* _Task to carry out_
Extract each line holding the word "average" from the entries.

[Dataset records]

########

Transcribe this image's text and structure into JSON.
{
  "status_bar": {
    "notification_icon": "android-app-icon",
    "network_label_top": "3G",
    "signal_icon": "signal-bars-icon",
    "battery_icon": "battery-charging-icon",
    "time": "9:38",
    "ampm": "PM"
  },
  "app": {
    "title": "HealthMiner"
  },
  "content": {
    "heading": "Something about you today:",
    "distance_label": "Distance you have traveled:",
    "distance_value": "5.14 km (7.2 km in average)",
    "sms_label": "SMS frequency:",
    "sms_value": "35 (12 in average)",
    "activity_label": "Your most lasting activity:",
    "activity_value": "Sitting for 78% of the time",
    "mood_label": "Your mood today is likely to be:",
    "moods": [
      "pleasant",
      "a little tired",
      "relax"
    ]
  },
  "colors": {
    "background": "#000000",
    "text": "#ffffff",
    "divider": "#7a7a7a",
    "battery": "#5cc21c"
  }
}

########

* _The answer_
    "distance_value": "5.14 km (7.2 km in average)",
    "sms_value": "35 (12 in average)",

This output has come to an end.